• Aim
Copy every row below word for word, leaving out the pictures. Will you do that?

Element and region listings
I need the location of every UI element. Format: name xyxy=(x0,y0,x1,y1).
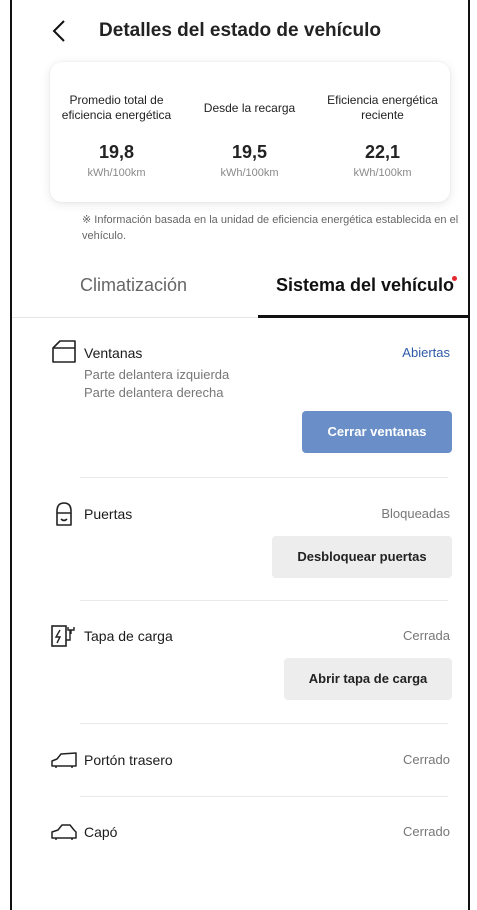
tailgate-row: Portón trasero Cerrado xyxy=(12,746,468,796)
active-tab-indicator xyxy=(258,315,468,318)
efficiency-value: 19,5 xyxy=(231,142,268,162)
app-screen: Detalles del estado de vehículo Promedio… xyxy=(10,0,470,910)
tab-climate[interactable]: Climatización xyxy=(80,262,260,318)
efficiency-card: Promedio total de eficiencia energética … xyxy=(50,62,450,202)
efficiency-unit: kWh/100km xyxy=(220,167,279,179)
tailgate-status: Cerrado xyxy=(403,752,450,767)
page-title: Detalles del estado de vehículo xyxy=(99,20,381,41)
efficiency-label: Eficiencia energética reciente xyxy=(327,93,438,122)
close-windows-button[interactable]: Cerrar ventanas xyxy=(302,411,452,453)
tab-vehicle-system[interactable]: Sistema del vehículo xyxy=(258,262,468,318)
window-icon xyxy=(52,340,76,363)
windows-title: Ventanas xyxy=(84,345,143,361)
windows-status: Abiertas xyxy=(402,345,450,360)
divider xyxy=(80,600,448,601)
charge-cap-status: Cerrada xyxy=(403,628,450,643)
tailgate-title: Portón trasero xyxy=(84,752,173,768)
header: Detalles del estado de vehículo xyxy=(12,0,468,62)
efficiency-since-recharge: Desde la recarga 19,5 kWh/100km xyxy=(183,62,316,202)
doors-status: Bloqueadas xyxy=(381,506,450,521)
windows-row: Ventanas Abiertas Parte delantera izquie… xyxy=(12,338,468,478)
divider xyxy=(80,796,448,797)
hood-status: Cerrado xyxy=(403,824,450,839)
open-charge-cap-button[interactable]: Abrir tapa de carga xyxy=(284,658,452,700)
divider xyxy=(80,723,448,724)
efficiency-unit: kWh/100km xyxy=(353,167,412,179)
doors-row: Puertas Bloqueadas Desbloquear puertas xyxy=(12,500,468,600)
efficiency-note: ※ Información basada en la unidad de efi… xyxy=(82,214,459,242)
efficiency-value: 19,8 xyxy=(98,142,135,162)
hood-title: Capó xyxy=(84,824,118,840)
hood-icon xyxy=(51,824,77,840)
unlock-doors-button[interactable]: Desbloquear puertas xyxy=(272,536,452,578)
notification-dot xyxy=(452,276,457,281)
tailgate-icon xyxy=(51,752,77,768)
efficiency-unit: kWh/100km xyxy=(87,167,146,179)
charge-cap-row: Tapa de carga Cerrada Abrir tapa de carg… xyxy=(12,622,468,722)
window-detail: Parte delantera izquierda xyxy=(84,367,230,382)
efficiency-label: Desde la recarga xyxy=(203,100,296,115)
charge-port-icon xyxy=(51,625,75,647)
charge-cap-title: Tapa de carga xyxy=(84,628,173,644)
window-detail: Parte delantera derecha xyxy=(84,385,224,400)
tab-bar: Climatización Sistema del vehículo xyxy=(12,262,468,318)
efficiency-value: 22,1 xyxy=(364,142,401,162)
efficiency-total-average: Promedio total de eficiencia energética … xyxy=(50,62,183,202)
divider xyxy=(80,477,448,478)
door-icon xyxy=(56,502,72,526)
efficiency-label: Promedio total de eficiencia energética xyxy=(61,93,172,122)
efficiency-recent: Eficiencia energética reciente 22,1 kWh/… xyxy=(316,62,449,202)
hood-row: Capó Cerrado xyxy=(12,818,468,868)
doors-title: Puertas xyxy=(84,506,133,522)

• Response to the task
I need the location of every UI element. Format: name xyxy=(x0,y0,x1,y1).
tailgate-row: Portón trasero Cerrado xyxy=(12,746,468,796)
active-tab-indicator xyxy=(258,315,468,318)
efficiency-value: 19,5 xyxy=(231,142,268,162)
app-screen: Detalles del estado de vehículo Promedio… xyxy=(10,0,470,910)
tab-climate[interactable]: Climatización xyxy=(80,262,260,318)
efficiency-card: Promedio total de eficiencia energética … xyxy=(50,62,450,202)
efficiency-unit: kWh/100km xyxy=(220,167,279,179)
tailgate-status: Cerrado xyxy=(403,752,450,767)
page-title: Detalles del estado de vehículo xyxy=(99,20,381,41)
efficiency-label: Eficiencia energética reciente xyxy=(327,93,438,122)
close-windows-button[interactable]: Cerrar ventanas xyxy=(302,411,452,453)
tab-vehicle-system[interactable]: Sistema del vehículo xyxy=(258,262,468,318)
window-icon xyxy=(52,340,76,363)
windows-title: Ventanas xyxy=(84,345,143,361)
windows-status: Abiertas xyxy=(402,345,450,360)
divider xyxy=(80,600,448,601)
charge-cap-status: Cerrada xyxy=(403,628,450,643)
tailgate-title: Portón trasero xyxy=(84,752,173,768)
header: Detalles del estado de vehículo xyxy=(12,0,468,62)
efficiency-since-recharge: Desde la recarga 19,5 kWh/100km xyxy=(183,62,316,202)
doors-status: Bloqueadas xyxy=(381,506,450,521)
windows-row: Ventanas Abiertas Parte delantera izquie… xyxy=(12,338,468,478)
divider xyxy=(80,796,448,797)
hood-status: Cerrado xyxy=(403,824,450,839)
open-charge-cap-button[interactable]: Abrir tapa de carga xyxy=(284,658,452,700)
divider xyxy=(80,723,448,724)
efficiency-unit: kWh/100km xyxy=(353,167,412,179)
doors-row: Puertas Bloqueadas Desbloquear puertas xyxy=(12,500,468,600)
efficiency-note: ※ Información basada en la unidad de efi… xyxy=(82,214,459,242)
efficiency-value: 19,8 xyxy=(98,142,135,162)
hood-title: Capó xyxy=(84,824,118,840)
hood-icon xyxy=(51,824,77,840)
unlock-doors-button[interactable]: Desbloquear puertas xyxy=(272,536,452,578)
notification-dot xyxy=(452,276,457,281)
tailgate-icon xyxy=(51,752,77,768)
efficiency-unit: kWh/100km xyxy=(87,167,146,179)
charge-cap-row: Tapa de carga Cerrada Abrir tapa de carg… xyxy=(12,622,468,722)
window-detail: Parte delantera izquierda xyxy=(84,367,230,382)
efficiency-label: Desde la recarga xyxy=(203,100,296,115)
charge-port-icon xyxy=(51,625,75,647)
charge-cap-title: Tapa de carga xyxy=(84,628,173,644)
window-detail: Parte delantera derecha xyxy=(84,385,224,400)
tab-bar: Climatización Sistema del vehículo xyxy=(12,262,468,318)
efficiency-value: 22,1 xyxy=(364,142,401,162)
efficiency-total-average: Promedio total de eficiencia energética … xyxy=(50,62,183,202)
divider xyxy=(80,477,448,478)
door-icon xyxy=(56,502,72,526)
efficiency-label: Promedio total de eficiencia energética xyxy=(61,93,172,122)
efficiency-recent: Eficiencia energética reciente 22,1 kWh/… xyxy=(316,62,449,202)
hood-row: Capó Cerrado xyxy=(12,818,468,868)
doors-title: Puertas xyxy=(84,506,133,522)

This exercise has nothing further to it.